• Request: Copy all of the material exactly. Pictures are not to appear in the copy.
>> Begin The data
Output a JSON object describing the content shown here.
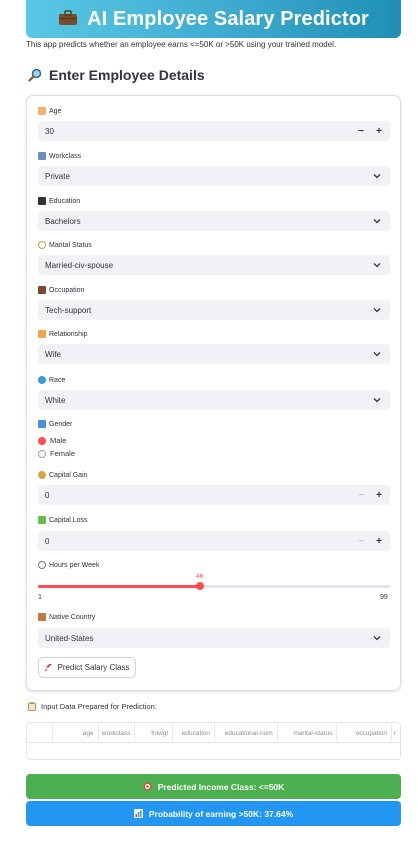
{
  "header": {
    "title": "AI Employee Salary Predictor",
    "subtitle": "This app predicts whether an employee earns <=50K or >50K using your trained model."
  },
  "form": {
    "section_title": "Enter Employee Details",
    "age": {
      "label": "Age",
      "value": "30",
      "minus": "−",
      "plus": "+"
    },
    "workclass": {
      "label": "Workclass",
      "value": "Private"
    },
    "education": {
      "label": "Education",
      "value": "Bachelors"
    },
    "marital_status": {
      "label": "Marital Status",
      "value": "Married-civ-spouse"
    },
    "occupation": {
      "label": "Occupation",
      "value": "Tech-support"
    },
    "relationship": {
      "label": "Relationship",
      "value": "Wife"
    },
    "race": {
      "label": "Race",
      "value": "White"
    },
    "gender": {
      "label": "Gender",
      "options": [
        "Male",
        "Female"
      ],
      "selected": "Male"
    },
    "capital_gain": {
      "label": "Capital Gain",
      "value": "0",
      "minus": "−",
      "plus": "+"
    },
    "capital_loss": {
      "label": "Capital Loss",
      "value": "0",
      "minus": "−",
      "plus": "+"
    },
    "hours_per_week": {
      "label": "Hours per Week",
      "value": 46,
      "min": 1,
      "max": 99,
      "value_text": "46",
      "min_text": "1",
      "max_text": "99"
    },
    "native_country": {
      "label": "Native Country",
      "value": "United-States"
    },
    "submit_label": "Predict Salary Class"
  },
  "prepared": {
    "label": "Input Data Prepared for Prediction:",
    "columns": [
      "age",
      "workclass",
      "fnlwgt",
      "education",
      "educational-num",
      "marital-status",
      "occupation",
      "r"
    ]
  },
  "results": {
    "predicted": "Predicted Income Class: <=50K",
    "probability": "Probability of earning >50K: 37.64%"
  },
  "colors": {
    "accent": "#ff4b4b",
    "success": "#4caf50",
    "info": "#2196f3",
    "banner": "#3aa8cc"
  }
}
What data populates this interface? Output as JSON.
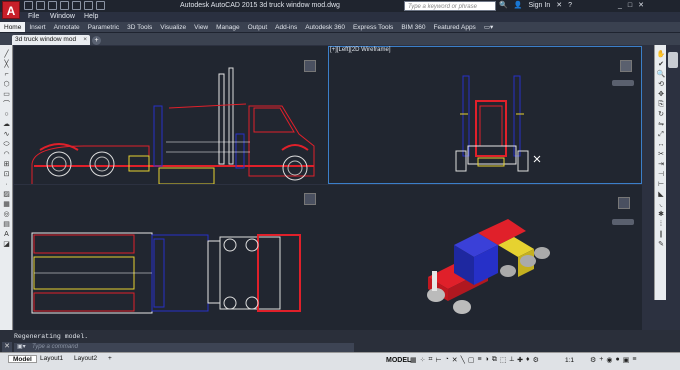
{
  "app": {
    "logo": "A",
    "title": "Autodesk AutoCAD 2015   3d truck window mod.dwg"
  },
  "search": {
    "placeholder": "Type a keyword or phrase"
  },
  "account": {
    "sign_in": "Sign In"
  },
  "menu": [
    "File",
    "Window",
    "Help"
  ],
  "ribbon_tabs": [
    "Home",
    "Insert",
    "Annotate",
    "Parametric",
    "3D Tools",
    "Visualize",
    "View",
    "Manage",
    "Output",
    "Add-ins",
    "Autodesk 360",
    "Express Tools",
    "BIM 360",
    "Featured Apps"
  ],
  "doc_tab": {
    "label": "3d truck window mod",
    "close": "×"
  },
  "viewport_top_right_label": "[+][Left][2D Wireframe]",
  "command": {
    "history": "Regenerating model.",
    "placeholder": "Type a command"
  },
  "status": {
    "tabs": [
      "Model",
      "Layout1",
      "Layout2"
    ],
    "mode": "MODEL",
    "scale": "1:1"
  },
  "colors": {
    "accent": "#3b7fc9",
    "truck_red": "#e0202a",
    "truck_blue": "#2630c8",
    "truck_yellow": "#e6d230"
  }
}
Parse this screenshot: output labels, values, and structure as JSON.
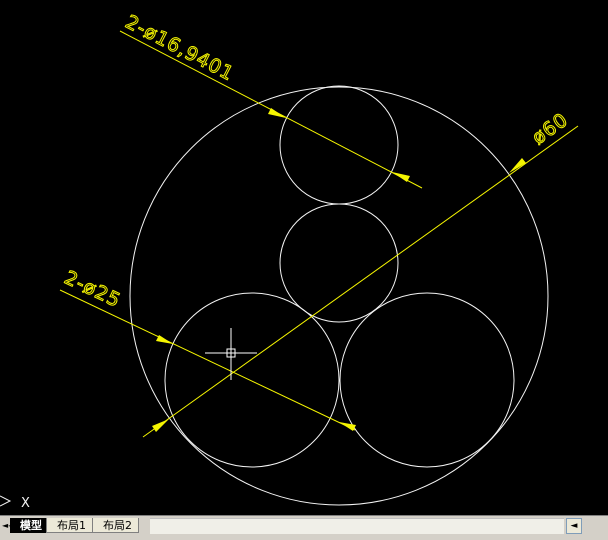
{
  "drawing": {
    "dimensions": {
      "small_circles": "2-ø16,9401",
      "outer_circle": "ø60",
      "large_circles": "2-ø25"
    },
    "ucs_label": "X",
    "colors": {
      "background": "#000000",
      "geometry": "#f4f4f4",
      "dimension": "#f5f500"
    }
  },
  "tabs": {
    "nav_first": "◄◄",
    "nav_prev": "◄",
    "nav_next": "►",
    "nav_last": "►►",
    "model": "模型",
    "layout1": "布局1",
    "layout2": "布局2"
  },
  "scrollbar": {
    "left_arrow": "◄"
  }
}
>> End The data
• Expected answer:
Output a JSON object describing the content shown here.
{
  "header": {
    "title": "AI Employee Salary Predictor",
    "subtitle": "This app predicts whether an employee earns <=50K or >50K using your trained model."
  },
  "form": {
    "section_title": "Enter Employee Details",
    "age": {
      "label": "Age",
      "value": "30",
      "minus": "−",
      "plus": "+"
    },
    "workclass": {
      "label": "Workclass",
      "value": "Private"
    },
    "education": {
      "label": "Education",
      "value": "Bachelors"
    },
    "marital_status": {
      "label": "Marital Status",
      "value": "Married-civ-spouse"
    },
    "occupation": {
      "label": "Occupation",
      "value": "Tech-support"
    },
    "relationship": {
      "label": "Relationship",
      "value": "Wife"
    },
    "race": {
      "label": "Race",
      "value": "White"
    },
    "gender": {
      "label": "Gender",
      "options": [
        "Male",
        "Female"
      ],
      "selected": "Male"
    },
    "capital_gain": {
      "label": "Capital Gain",
      "value": "0",
      "minus": "−",
      "plus": "+"
    },
    "capital_loss": {
      "label": "Capital Loss",
      "value": "0",
      "minus": "−",
      "plus": "+"
    },
    "hours_per_week": {
      "label": "Hours per Week",
      "value": 46,
      "min": 1,
      "max": 99,
      "value_text": "46",
      "min_text": "1",
      "max_text": "99"
    },
    "native_country": {
      "label": "Native Country",
      "value": "United-States"
    },
    "submit_label": "Predict Salary Class"
  },
  "prepared": {
    "label": "Input Data Prepared for Prediction:",
    "columns": [
      "age",
      "workclass",
      "fnlwgt",
      "education",
      "educational-num",
      "marital-status",
      "occupation",
      "r"
    ]
  },
  "results": {
    "predicted": "Predicted Income Class: <=50K",
    "probability": "Probability of earning >50K: 37.64%"
  },
  "colors": {
    "accent": "#ff4b4b",
    "success": "#4caf50",
    "info": "#2196f3",
    "banner": "#3aa8cc"
  }
}
What data populates this interface? Output as JSON.
{
  "app": {
    "logo": "A",
    "title": "Autodesk AutoCAD 2015   3d truck window mod.dwg"
  },
  "search": {
    "placeholder": "Type a keyword or phrase"
  },
  "account": {
    "sign_in": "Sign In"
  },
  "menu": [
    "File",
    "Window",
    "Help"
  ],
  "ribbon_tabs": [
    "Home",
    "Insert",
    "Annotate",
    "Parametric",
    "3D Tools",
    "Visualize",
    "View",
    "Manage",
    "Output",
    "Add-ins",
    "Autodesk 360",
    "Express Tools",
    "BIM 360",
    "Featured Apps"
  ],
  "doc_tab": {
    "label": "3d truck window mod",
    "close": "×"
  },
  "viewport_top_right_label": "[+][Left][2D Wireframe]",
  "command": {
    "history": "Regenerating model.",
    "placeholder": "Type a command"
  },
  "status": {
    "tabs": [
      "Model",
      "Layout1",
      "Layout2"
    ],
    "mode": "MODEL",
    "scale": "1:1"
  },
  "colors": {
    "accent": "#3b7fc9",
    "truck_red": "#e0202a",
    "truck_blue": "#2630c8",
    "truck_yellow": "#e6d230"
  }
}
Parse this screenshot: output labels, values, and structure as JSON.
{
  "drawing": {
    "dimensions": {
      "small_circles": "2-ø16,9401",
      "outer_circle": "ø60",
      "large_circles": "2-ø25"
    },
    "ucs_label": "X",
    "colors": {
      "background": "#000000",
      "geometry": "#f4f4f4",
      "dimension": "#f5f500"
    }
  },
  "tabs": {
    "nav_first": "◄◄",
    "nav_prev": "◄",
    "nav_next": "►",
    "nav_last": "►►",
    "model": "模型",
    "layout1": "布局1",
    "layout2": "布局2"
  },
  "scrollbar": {
    "left_arrow": "◄"
  }
}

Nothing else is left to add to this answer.